/---

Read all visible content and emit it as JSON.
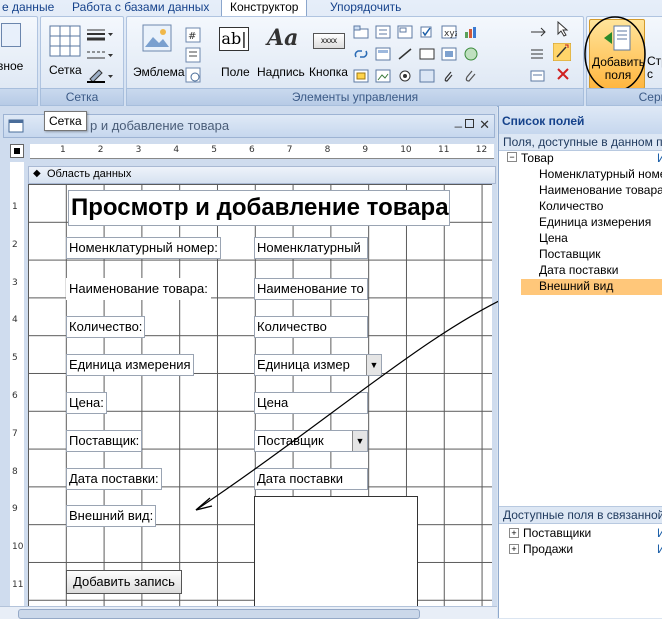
{
  "ribbon": {
    "tabs": [
      "е данные",
      "Работа с базами данных",
      "Конструктор",
      "Упорядочить"
    ],
    "groups": {
      "left_partial": "вное",
      "grid_button": "Сетка",
      "grid_group": "Сетка",
      "controls_group": "Элементы управления",
      "serv_partial": "Серв"
    },
    "buttons": {
      "emblem": "Эмблема",
      "field": "Поле",
      "caption": "Надпись",
      "button": "Кнопка",
      "button_icon_text": "xxxx",
      "add_fields_line1": "Добавить",
      "add_fields_line2": "поля",
      "partial_line1": "Стр",
      "partial_line2": "с"
    }
  },
  "tooltip": "Сетка",
  "window": {
    "title_partial": "р и добавление товара",
    "section": "Область данных",
    "ruler_top": [
      "1",
      "2",
      "3",
      "4",
      "5",
      "6",
      "7",
      "8",
      "9",
      "10",
      "11",
      "12"
    ],
    "ruler_left": [
      "1",
      "2",
      "3",
      "4",
      "5",
      "6",
      "7",
      "8",
      "9",
      "10",
      "11"
    ]
  },
  "form": {
    "heading": "Просмотр и добавление товара",
    "rows": [
      {
        "label": "Номенклатурный номер:",
        "field": "Номенклатурный"
      },
      {
        "label": "Наименование товара:",
        "field": "Наименование то"
      },
      {
        "label": "Количество:",
        "field": "Количество"
      },
      {
        "label": "Единица измерения",
        "field": "Единица измер"
      },
      {
        "label": "Цена:",
        "field": "Цена"
      },
      {
        "label": "Поставщик:",
        "field": "Поставщик"
      },
      {
        "label": "Дата поставки:",
        "field": "Дата поставки"
      },
      {
        "label": "Внешний вид:",
        "field": ""
      }
    ],
    "add_button": "Добавить запись",
    "combo_arrow": "▼"
  },
  "fieldlist": {
    "title": "Список полей",
    "available_label": "Поля, доступные в данном пр",
    "table": "Товар",
    "table_action": "И",
    "fields": [
      "Номенклатурный номе",
      "Наименование товара",
      "Количество",
      "Единица измерения",
      "Цена",
      "Поставщик",
      "Дата поставки",
      "Внешний вид"
    ],
    "related_label": "Доступные поля в связанной т",
    "related": [
      "Поставщики",
      "Продажи"
    ],
    "related_action": "И"
  },
  "colors": {
    "selected_field": "#ffc77a",
    "add_fields_highlight": "#ffb640"
  }
}
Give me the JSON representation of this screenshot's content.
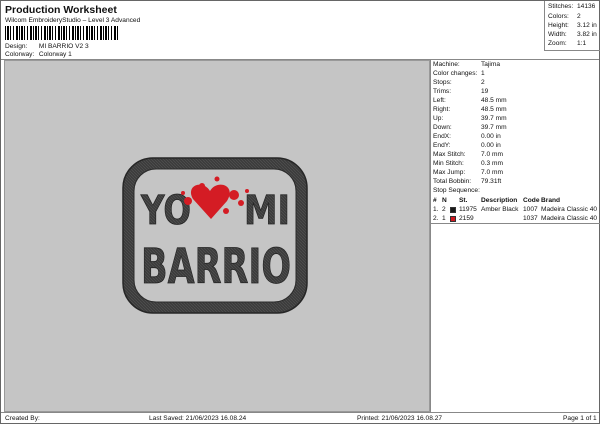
{
  "header": {
    "title": "Production Worksheet",
    "subtitle": "Wilcom EmbroideryStudio – Level 3 Advanced",
    "design_label": "Design:",
    "design_value": "MI BARRIO V2 3",
    "colorway_label": "Colorway:",
    "colorway_value": "Colorway 1"
  },
  "stats": [
    {
      "label": "Stitches:",
      "value": "14136"
    },
    {
      "label": "Colors:",
      "value": "2"
    },
    {
      "label": "Height:",
      "value": "3.12 in"
    },
    {
      "label": "Width:",
      "value": "3.82 in"
    },
    {
      "label": "Zoom:",
      "value": "1:1"
    }
  ],
  "info": [
    {
      "label": "Machine:",
      "value": "Tajima"
    },
    {
      "label": "Color changes:",
      "value": "1"
    },
    {
      "label": "Stops:",
      "value": "2"
    },
    {
      "label": "Trims:",
      "value": "19"
    },
    {
      "label": "Left:",
      "value": "48.5 mm"
    },
    {
      "label": "Right:",
      "value": "48.5 mm"
    },
    {
      "label": "Up:",
      "value": "39.7 mm"
    },
    {
      "label": "Down:",
      "value": "39.7 mm"
    },
    {
      "label": "EndX:",
      "value": "0.00 in"
    },
    {
      "label": "EndY:",
      "value": "0.00 in"
    },
    {
      "label": "Max Stitch:",
      "value": "7.0 mm"
    },
    {
      "label": "Min Stitch:",
      "value": "0.3 mm"
    },
    {
      "label": "Max Jump:",
      "value": "7.0 mm"
    },
    {
      "label": "Total Bobbin:",
      "value": "79.31ft"
    }
  ],
  "stop_sequence": {
    "title": "Stop Sequence:",
    "columns": {
      "num": "#",
      "n": "N",
      "st": "St.",
      "description": "Description",
      "code": "Code",
      "brand": "Brand"
    },
    "rows": [
      {
        "num": "1.",
        "n": "2",
        "st": "11975",
        "description": "Amber Black",
        "code": "1007",
        "brand": "Madeira Classic 40",
        "color": "#1a1a1a"
      },
      {
        "num": "2.",
        "n": "1",
        "st": "2159",
        "description": "",
        "code": "1037",
        "brand": "Madeira Classic 40",
        "color": "#d01820"
      }
    ]
  },
  "design": {
    "line1_left": "YO",
    "line1_right": "MI",
    "line2": "BARRIO",
    "thread_color": "#3a3a3a",
    "accent_color": "#d41c24"
  },
  "footer": {
    "created_by": "Created By:",
    "last_saved": "Last Saved: 21/06/2023 16.08.24",
    "printed": "Printed: 21/06/2023 16.08.27",
    "page": "Page 1 of 1"
  }
}
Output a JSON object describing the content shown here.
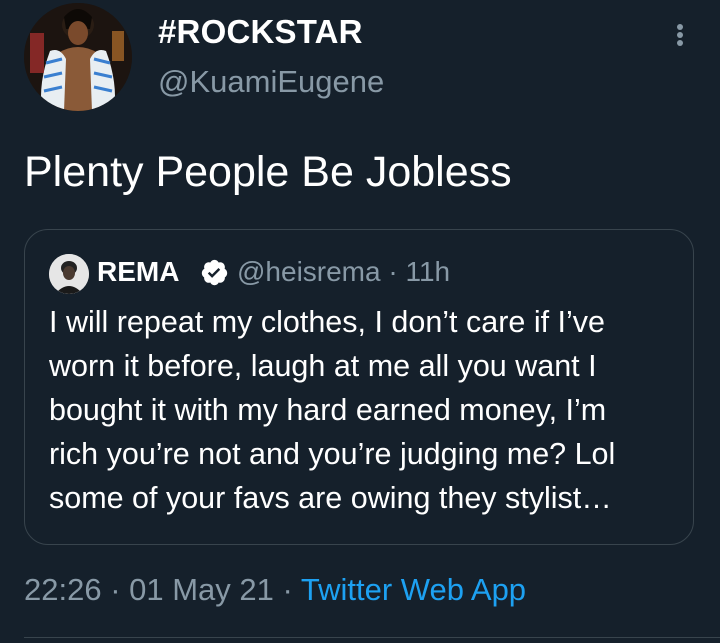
{
  "tweet": {
    "author": {
      "display_name": "#ROCKSTAR",
      "handle": "@KuamiEugene"
    },
    "text": "Plenty People Be Jobless",
    "more_icon": "more-vertical-icon",
    "quoted": {
      "display_name": "REMA",
      "verified_icon": "verified-badge-icon",
      "handle": "@heisrema",
      "separator": " · ",
      "time": "11h",
      "lines": [
        "I will repeat my clothes, I don’t care if I’ve",
        "worn it before, laugh at me all you want I",
        "bought it with my hard earned money, I’m",
        "rich you’re not and you’re judging me? Lol",
        "some of your favs are owing they stylist…"
      ]
    },
    "footer": {
      "time": "22:26",
      "sep1": " · ",
      "date": "01 May 21",
      "sep2": " · ",
      "app": "Twitter Web App"
    }
  },
  "colors": {
    "background": "#15202b",
    "secondary_text": "#8899a6",
    "accent": "#1da1f2",
    "border": "#38444d"
  }
}
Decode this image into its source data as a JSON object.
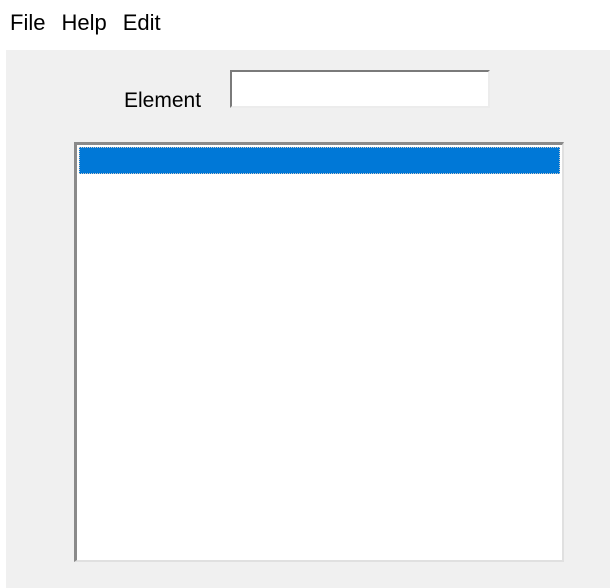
{
  "menubar": {
    "items": [
      {
        "label": "File"
      },
      {
        "label": "Help"
      },
      {
        "label": "Edit"
      }
    ]
  },
  "form": {
    "element_label": "Element",
    "element_value": ""
  },
  "listbox": {
    "items": [
      {
        "text": "",
        "selected": true
      }
    ]
  },
  "colors": {
    "selection": "#0078d7",
    "client_background": "#f0f0f0"
  }
}
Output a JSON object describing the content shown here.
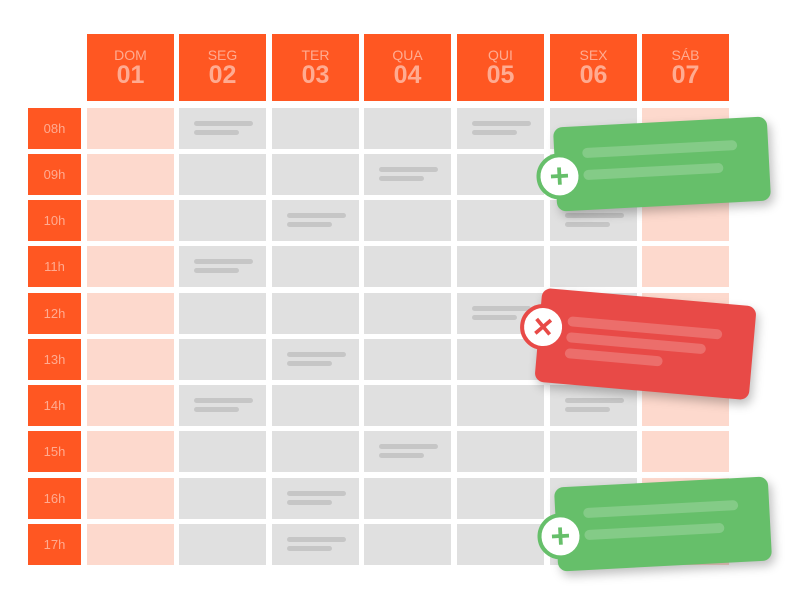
{
  "days": [
    {
      "name": "DOM",
      "date": "01"
    },
    {
      "name": "SEG",
      "date": "02"
    },
    {
      "name": "TER",
      "date": "03"
    },
    {
      "name": "QUA",
      "date": "04"
    },
    {
      "name": "QUI",
      "date": "05"
    },
    {
      "name": "SEX",
      "date": "06"
    },
    {
      "name": "SÁB",
      "date": "07"
    }
  ],
  "hours": [
    "08h",
    "09h",
    "10h",
    "11h",
    "12h",
    "13h",
    "14h",
    "15h",
    "16h",
    "17h"
  ],
  "weekend_days": [
    0,
    6
  ],
  "filled_slots": {
    "1": [
      0,
      3,
      6
    ],
    "2": [
      2,
      5,
      8,
      9
    ],
    "3": [
      1,
      7
    ],
    "4": [
      0,
      4
    ],
    "5": [
      2,
      6
    ]
  },
  "colors": {
    "header": "#ff5722",
    "weekend": "#fdd9cd",
    "slot": "#e0e0e0",
    "add": "#66bf6a",
    "remove": "#e84a47"
  },
  "cards": [
    {
      "type": "add",
      "icon": "plus-icon",
      "symbol": "+",
      "lines": 2
    },
    {
      "type": "remove",
      "icon": "close-icon",
      "symbol": "×",
      "lines": 3
    },
    {
      "type": "add",
      "icon": "plus-icon",
      "symbol": "+",
      "lines": 2
    }
  ]
}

\---

Only the number is wanted: how many lines of the data contain the word "Номенклатурный"?

3